▸ Exercise brief
Every line of the listing is to be returned exactly as given.

▸ Dataset
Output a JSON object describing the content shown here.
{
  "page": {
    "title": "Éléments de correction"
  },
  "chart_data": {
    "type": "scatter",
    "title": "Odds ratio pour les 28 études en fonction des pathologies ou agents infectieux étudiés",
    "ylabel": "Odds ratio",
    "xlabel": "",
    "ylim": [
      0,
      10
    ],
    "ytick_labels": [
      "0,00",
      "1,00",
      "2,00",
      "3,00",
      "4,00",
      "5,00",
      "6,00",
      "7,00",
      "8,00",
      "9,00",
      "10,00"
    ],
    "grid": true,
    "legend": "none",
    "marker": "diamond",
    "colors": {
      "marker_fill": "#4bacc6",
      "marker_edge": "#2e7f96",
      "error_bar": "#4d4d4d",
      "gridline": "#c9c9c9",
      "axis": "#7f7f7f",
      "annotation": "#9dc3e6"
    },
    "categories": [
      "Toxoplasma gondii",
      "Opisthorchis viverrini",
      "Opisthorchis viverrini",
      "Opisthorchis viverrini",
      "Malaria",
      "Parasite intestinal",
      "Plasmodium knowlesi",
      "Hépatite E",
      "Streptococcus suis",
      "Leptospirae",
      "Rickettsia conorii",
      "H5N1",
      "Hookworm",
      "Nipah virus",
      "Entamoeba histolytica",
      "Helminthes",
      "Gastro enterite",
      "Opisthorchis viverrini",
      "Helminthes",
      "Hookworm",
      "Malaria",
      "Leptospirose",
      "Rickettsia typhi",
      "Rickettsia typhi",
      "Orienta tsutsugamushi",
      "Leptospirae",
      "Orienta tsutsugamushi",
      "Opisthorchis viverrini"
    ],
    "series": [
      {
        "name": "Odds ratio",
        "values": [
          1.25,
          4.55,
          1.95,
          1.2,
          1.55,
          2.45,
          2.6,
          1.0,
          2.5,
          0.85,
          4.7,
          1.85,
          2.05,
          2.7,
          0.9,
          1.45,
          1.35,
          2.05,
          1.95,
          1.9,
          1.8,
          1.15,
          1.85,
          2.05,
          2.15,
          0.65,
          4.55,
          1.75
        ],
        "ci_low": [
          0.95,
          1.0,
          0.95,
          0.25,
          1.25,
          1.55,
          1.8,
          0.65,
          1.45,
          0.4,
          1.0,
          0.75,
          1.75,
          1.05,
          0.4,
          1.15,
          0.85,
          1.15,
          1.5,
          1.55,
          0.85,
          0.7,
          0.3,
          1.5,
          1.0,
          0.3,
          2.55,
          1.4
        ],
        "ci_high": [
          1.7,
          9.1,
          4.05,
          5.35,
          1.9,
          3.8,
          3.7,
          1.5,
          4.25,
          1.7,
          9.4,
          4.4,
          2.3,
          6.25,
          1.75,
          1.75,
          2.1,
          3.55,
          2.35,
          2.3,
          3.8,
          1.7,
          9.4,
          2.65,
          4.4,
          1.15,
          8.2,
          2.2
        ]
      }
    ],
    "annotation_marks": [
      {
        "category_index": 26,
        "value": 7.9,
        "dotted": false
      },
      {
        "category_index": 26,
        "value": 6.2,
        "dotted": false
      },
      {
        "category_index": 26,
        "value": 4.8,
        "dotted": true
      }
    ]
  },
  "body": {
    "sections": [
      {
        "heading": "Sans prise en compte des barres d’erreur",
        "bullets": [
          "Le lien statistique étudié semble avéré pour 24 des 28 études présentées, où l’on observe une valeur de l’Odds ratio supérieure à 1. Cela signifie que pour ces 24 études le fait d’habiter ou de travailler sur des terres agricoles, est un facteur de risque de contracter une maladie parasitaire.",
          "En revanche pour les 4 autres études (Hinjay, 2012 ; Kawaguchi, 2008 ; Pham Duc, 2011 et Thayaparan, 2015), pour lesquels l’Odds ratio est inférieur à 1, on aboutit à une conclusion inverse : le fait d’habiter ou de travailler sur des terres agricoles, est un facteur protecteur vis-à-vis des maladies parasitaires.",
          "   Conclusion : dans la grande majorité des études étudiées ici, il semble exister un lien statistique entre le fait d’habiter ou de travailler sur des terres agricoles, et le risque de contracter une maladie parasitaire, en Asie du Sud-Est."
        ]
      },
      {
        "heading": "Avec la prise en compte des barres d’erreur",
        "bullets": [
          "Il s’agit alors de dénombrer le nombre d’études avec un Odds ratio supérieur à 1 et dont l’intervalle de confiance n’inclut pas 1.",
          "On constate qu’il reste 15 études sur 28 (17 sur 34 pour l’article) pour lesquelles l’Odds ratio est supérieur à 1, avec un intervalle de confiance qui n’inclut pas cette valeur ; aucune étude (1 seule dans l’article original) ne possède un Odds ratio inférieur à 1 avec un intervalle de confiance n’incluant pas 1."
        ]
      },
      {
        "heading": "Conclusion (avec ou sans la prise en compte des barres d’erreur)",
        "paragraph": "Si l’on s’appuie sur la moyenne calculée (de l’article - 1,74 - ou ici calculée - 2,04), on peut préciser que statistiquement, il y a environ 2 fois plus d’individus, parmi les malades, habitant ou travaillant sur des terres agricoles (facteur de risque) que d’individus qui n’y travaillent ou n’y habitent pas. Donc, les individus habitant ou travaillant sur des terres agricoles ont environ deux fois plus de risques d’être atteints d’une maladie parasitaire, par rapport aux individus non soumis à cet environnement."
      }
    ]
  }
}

▸ Task result
Output a JSON object describing the content shown here.
{
  "page": {
    "title": "Éléments de correction"
  },
  "chart_data": {
    "type": "scatter",
    "title": "Odds ratio pour les 28 études en fonction des pathologies ou agents infectieux étudiés",
    "ylabel": "Odds ratio",
    "xlabel": "",
    "ylim": [
      0,
      10
    ],
    "ytick_labels": [
      "0,00",
      "1,00",
      "2,00",
      "3,00",
      "4,00",
      "5,00",
      "6,00",
      "7,00",
      "8,00",
      "9,00",
      "10,00"
    ],
    "grid": true,
    "legend": "none",
    "marker": "diamond",
    "colors": {
      "marker_fill": "#4bacc6",
      "marker_edge": "#2e7f96",
      "error_bar": "#4d4d4d",
      "gridline": "#c9c9c9",
      "axis": "#7f7f7f",
      "annotation": "#9dc3e6"
    },
    "categories": [
      "Toxoplasma gondii",
      "Opisthorchis viverrini",
      "Opisthorchis viverrini",
      "Opisthorchis viverrini",
      "Malaria",
      "Parasite intestinal",
      "Plasmodium knowlesi",
      "Hépatite E",
      "Streptococcus suis",
      "Leptospirae",
      "Rickettsia conorii",
      "H5N1",
      "Hookworm",
      "Nipah virus",
      "Entamoeba histolytica",
      "Helminthes",
      "Gastro enterite",
      "Opisthorchis viverrini",
      "Helminthes",
      "Hookworm",
      "Malaria",
      "Leptospirose",
      "Rickettsia typhi",
      "Rickettsia typhi",
      "Orienta tsutsugamushi",
      "Leptospirae",
      "Orienta tsutsugamushi",
      "Opisthorchis viverrini"
    ],
    "series": [
      {
        "name": "Odds ratio",
        "values": [
          1.25,
          4.55,
          1.95,
          1.2,
          1.55,
          2.45,
          2.6,
          1.0,
          2.5,
          0.85,
          4.7,
          1.85,
          2.05,
          2.7,
          0.9,
          1.45,
          1.35,
          2.05,
          1.95,
          1.9,
          1.8,
          1.15,
          1.85,
          2.05,
          2.15,
          0.65,
          4.55,
          1.75
        ],
        "ci_low": [
          0.95,
          1.0,
          0.95,
          0.25,
          1.25,
          1.55,
          1.8,
          0.65,
          1.45,
          0.4,
          1.0,
          0.75,
          1.75,
          1.05,
          0.4,
          1.15,
          0.85,
          1.15,
          1.5,
          1.55,
          0.85,
          0.7,
          0.3,
          1.5,
          1.0,
          0.3,
          2.55,
          1.4
        ],
        "ci_high": [
          1.7,
          9.1,
          4.05,
          5.35,
          1.9,
          3.8,
          3.7,
          1.5,
          4.25,
          1.7,
          9.4,
          4.4,
          2.3,
          6.25,
          1.75,
          1.75,
          2.1,
          3.55,
          2.35,
          2.3,
          3.8,
          1.7,
          9.4,
          2.65,
          4.4,
          1.15,
          8.2,
          2.2
        ]
      }
    ],
    "annotation_marks": [
      {
        "category_index": 26,
        "value": 7.9,
        "dotted": false
      },
      {
        "category_index": 26,
        "value": 6.2,
        "dotted": false
      },
      {
        "category_index": 26,
        "value": 4.8,
        "dotted": true
      }
    ]
  },
  "body": {
    "sections": [
      {
        "heading": "Sans prise en compte des barres d’erreur",
        "bullets": [
          "Le lien statistique étudié semble avéré pour 24 des 28 études présentées, où l’on observe une valeur de l’Odds ratio supérieure à 1. Cela signifie que pour ces 24 études le fait d’habiter ou de travailler sur des terres agricoles, est un facteur de risque de contracter une maladie parasitaire.",
          "En revanche pour les 4 autres études (Hinjay, 2012 ; Kawaguchi, 2008 ; Pham Duc, 2011 et Thayaparan, 2015), pour lesquels l’Odds ratio est inférieur à 1, on aboutit à une conclusion inverse : le fait d’habiter ou de travailler sur des terres agricoles, est un facteur protecteur vis-à-vis des maladies parasitaires.",
          "   Conclusion : dans la grande majorité des études étudiées ici, il semble exister un lien statistique entre le fait d’habiter ou de travailler sur des terres agricoles, et le risque de contracter une maladie parasitaire, en Asie du Sud-Est."
        ]
      },
      {
        "heading": "Avec la prise en compte des barres d’erreur",
        "bullets": [
          "Il s’agit alors de dénombrer le nombre d’études avec un Odds ratio supérieur à 1 et dont l’intervalle de confiance n’inclut pas 1.",
          "On constate qu’il reste 15 études sur 28 (17 sur 34 pour l’article) pour lesquelles l’Odds ratio est supérieur à 1, avec un intervalle de confiance qui n’inclut pas cette valeur ; aucune étude (1 seule dans l’article original) ne possède un Odds ratio inférieur à 1 avec un intervalle de confiance n’incluant pas 1."
        ]
      },
      {
        "heading": "Conclusion (avec ou sans la prise en compte des barres d’erreur)",
        "paragraph": "Si l’on s’appuie sur la moyenne calculée (de l’article - 1,74 - ou ici calculée - 2,04), on peut préciser que statistiquement, il y a environ 2 fois plus d’individus, parmi les malades, habitant ou travaillant sur des terres agricoles (facteur de risque) que d’individus qui n’y travaillent ou n’y habitent pas. Donc, les individus habitant ou travaillant sur des terres agricoles ont environ deux fois plus de risques d’être atteints d’une maladie parasitaire, par rapport aux individus non soumis à cet environnement."
      }
    ]
  }
}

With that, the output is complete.